Below are the records; collect from them each line containing the string "Captain".
____________________
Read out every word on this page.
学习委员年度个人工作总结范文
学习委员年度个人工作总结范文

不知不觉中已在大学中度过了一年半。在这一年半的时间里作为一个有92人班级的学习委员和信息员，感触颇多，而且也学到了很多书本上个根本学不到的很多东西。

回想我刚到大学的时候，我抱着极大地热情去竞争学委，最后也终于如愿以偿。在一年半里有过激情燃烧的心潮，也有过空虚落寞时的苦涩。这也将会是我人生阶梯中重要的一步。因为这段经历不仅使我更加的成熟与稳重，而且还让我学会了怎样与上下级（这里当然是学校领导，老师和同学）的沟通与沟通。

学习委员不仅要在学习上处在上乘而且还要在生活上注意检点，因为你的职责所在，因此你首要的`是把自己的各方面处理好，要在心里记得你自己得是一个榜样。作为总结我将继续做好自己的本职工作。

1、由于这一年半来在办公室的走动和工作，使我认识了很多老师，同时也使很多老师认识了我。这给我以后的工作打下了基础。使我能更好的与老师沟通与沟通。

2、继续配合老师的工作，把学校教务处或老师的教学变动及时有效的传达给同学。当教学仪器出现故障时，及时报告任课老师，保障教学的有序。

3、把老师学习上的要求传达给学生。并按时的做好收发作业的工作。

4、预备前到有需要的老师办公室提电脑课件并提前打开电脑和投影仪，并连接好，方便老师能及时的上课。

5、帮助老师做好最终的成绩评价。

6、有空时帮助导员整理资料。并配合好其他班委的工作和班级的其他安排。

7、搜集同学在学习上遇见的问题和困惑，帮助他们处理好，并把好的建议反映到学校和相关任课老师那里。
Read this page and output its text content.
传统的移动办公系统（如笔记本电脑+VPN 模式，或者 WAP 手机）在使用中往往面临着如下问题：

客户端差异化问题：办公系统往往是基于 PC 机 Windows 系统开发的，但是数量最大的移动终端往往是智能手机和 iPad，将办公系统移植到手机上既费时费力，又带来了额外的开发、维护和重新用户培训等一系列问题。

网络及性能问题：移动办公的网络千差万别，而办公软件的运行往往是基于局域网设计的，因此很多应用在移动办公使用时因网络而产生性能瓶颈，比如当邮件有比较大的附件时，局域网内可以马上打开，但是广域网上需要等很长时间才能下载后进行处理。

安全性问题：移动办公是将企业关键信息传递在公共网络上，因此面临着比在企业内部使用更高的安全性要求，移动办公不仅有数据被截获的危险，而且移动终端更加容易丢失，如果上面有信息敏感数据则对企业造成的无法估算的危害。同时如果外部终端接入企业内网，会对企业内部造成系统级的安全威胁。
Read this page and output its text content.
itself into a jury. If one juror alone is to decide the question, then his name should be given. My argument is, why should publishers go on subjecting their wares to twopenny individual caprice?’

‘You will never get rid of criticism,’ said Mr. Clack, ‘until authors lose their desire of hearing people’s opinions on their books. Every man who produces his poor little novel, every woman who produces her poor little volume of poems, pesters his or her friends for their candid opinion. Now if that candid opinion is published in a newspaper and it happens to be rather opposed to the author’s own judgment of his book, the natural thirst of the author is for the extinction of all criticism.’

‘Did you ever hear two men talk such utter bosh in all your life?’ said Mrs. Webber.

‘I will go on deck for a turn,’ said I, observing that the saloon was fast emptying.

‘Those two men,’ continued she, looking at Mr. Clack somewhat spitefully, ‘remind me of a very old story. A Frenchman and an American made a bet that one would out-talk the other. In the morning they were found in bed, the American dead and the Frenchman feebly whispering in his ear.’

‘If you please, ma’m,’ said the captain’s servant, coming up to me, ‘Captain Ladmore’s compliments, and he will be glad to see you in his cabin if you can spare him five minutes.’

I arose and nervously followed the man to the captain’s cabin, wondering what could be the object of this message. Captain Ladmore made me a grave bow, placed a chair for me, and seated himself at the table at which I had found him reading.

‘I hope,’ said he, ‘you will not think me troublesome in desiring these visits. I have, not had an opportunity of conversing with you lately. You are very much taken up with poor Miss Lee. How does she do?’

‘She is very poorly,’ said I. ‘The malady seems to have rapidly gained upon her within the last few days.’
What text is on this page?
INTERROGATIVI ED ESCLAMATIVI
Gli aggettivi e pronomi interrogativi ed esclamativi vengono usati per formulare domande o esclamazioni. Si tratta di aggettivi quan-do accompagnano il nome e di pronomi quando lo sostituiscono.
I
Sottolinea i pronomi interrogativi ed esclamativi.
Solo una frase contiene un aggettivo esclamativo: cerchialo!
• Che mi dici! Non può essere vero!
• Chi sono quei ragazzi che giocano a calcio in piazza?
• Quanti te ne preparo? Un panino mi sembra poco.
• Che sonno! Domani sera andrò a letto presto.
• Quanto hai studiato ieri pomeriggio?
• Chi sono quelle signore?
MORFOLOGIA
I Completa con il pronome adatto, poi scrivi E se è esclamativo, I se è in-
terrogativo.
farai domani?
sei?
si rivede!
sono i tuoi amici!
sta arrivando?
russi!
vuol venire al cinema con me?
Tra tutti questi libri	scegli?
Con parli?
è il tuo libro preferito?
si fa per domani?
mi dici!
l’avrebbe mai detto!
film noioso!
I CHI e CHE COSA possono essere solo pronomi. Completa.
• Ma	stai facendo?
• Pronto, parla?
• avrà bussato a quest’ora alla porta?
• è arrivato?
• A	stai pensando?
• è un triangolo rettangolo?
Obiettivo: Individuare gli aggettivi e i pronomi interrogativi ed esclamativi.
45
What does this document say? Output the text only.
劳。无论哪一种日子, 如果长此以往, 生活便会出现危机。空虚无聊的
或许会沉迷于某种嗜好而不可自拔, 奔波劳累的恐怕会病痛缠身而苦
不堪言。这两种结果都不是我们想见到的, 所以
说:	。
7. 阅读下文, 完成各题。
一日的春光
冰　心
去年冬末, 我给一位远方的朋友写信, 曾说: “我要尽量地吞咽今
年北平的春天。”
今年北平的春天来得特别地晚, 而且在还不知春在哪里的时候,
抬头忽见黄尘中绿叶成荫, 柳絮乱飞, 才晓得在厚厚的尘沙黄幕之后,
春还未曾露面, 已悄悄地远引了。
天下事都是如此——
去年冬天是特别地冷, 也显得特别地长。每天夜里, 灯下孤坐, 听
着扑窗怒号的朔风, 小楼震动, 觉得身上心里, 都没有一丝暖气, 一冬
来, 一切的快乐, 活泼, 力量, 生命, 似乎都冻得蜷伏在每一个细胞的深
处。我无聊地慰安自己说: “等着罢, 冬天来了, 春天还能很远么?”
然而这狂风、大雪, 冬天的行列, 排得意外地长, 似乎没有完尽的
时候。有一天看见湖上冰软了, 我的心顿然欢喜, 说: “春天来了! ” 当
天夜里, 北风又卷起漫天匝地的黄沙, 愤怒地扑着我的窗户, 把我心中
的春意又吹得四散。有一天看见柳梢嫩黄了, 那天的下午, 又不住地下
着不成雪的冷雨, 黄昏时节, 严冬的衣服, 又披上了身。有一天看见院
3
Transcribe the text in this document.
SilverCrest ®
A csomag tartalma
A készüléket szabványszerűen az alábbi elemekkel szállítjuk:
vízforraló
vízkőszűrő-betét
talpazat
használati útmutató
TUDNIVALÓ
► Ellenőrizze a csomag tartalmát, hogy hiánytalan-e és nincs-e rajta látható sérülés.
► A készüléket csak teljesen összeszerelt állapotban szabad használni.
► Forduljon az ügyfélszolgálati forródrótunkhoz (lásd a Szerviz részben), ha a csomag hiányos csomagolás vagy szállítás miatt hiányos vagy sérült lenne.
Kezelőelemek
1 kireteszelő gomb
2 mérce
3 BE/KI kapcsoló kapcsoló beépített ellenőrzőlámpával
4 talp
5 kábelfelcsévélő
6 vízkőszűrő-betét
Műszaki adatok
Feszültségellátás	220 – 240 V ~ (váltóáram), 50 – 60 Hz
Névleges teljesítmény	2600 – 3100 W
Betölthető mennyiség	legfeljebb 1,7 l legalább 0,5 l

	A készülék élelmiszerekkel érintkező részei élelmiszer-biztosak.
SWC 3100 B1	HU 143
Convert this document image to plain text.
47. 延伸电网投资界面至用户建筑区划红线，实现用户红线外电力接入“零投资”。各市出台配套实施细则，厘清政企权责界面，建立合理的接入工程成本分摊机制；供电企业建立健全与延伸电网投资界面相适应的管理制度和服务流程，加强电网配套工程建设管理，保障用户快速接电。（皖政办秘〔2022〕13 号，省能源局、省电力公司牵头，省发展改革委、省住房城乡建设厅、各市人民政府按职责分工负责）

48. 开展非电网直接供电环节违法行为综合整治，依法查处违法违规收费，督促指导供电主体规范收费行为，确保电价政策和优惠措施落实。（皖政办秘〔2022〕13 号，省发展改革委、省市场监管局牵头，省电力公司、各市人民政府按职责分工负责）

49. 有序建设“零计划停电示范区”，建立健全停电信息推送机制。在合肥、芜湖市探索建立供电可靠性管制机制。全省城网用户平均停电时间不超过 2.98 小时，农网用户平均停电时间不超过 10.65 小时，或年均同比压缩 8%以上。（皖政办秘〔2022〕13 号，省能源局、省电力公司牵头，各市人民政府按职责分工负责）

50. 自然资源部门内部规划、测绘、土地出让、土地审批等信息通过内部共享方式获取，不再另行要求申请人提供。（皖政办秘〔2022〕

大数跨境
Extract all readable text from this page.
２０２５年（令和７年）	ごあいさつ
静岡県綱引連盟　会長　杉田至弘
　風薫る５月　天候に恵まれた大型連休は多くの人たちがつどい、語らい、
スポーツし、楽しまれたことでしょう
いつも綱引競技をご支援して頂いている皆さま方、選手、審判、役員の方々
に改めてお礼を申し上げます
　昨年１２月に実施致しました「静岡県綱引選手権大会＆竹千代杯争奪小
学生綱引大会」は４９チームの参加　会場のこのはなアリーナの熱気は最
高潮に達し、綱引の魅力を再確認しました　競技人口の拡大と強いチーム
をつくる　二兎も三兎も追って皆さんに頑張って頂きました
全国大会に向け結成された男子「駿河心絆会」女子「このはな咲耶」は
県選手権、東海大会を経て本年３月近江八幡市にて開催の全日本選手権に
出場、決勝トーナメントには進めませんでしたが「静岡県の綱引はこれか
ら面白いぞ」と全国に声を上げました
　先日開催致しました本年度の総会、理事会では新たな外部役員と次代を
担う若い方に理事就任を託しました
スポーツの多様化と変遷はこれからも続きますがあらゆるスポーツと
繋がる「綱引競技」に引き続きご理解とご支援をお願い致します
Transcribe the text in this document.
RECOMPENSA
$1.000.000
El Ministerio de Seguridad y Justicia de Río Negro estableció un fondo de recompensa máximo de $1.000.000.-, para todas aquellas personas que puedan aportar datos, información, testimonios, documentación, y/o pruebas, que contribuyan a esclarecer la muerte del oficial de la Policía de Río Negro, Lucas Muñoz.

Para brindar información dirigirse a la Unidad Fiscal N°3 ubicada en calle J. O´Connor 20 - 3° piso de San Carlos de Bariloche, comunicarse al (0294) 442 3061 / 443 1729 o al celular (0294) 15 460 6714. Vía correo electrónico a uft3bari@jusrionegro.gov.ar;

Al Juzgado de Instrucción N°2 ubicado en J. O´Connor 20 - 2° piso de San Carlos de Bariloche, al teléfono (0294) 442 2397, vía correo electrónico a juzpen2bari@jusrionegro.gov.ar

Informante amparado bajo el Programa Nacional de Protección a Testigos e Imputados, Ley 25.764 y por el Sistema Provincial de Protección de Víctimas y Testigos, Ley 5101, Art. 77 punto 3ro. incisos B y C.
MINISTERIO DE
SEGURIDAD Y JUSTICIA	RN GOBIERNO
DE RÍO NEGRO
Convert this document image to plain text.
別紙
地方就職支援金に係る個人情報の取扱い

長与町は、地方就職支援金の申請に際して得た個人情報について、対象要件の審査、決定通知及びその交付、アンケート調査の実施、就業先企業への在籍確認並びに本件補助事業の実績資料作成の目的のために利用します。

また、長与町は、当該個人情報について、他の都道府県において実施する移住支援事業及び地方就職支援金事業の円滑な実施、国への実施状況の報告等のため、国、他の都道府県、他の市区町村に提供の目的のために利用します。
____________________
§ **SOLUTION TO THIS EXERCISE**
‘If you please, ma’m,’ said the captain’s servant, coming up to me, ‘Captain Ladmore’s compliments, and he will be glad to see you in his cabin if you can spare him five minutes.’
I arose and nervously followed the man to the captain’s cabin, wondering what could be the object of this message. Captain Ladmore made me a grave bow, placed a chair for me, and seated himself at the table at which I had found him reading.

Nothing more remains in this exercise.